| Your goal |
In how many lines of the listing below does "mitochondria" appear? Give only the figure.

| Data to process |
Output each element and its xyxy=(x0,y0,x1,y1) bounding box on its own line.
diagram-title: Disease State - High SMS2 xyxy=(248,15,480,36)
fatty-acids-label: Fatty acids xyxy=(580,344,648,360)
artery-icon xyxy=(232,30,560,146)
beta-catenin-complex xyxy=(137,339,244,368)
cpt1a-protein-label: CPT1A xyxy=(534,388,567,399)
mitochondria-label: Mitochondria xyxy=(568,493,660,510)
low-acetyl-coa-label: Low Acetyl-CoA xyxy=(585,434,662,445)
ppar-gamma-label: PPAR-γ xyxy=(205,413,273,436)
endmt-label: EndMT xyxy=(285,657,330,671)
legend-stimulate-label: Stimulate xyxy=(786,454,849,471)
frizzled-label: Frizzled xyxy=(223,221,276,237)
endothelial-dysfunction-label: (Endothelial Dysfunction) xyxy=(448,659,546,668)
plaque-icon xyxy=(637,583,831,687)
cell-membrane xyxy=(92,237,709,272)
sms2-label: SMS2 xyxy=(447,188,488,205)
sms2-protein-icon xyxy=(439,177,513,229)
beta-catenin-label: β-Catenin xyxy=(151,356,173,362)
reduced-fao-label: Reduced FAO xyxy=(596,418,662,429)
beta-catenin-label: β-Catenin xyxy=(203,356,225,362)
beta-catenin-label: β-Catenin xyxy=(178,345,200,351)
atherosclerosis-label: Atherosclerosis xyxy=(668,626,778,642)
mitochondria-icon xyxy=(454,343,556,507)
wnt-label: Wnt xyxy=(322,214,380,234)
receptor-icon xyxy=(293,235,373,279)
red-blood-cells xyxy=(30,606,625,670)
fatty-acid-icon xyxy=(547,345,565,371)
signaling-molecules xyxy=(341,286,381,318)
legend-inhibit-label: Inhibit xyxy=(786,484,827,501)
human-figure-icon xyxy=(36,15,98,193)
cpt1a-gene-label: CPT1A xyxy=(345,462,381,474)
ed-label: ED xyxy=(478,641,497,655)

| The completed task |
2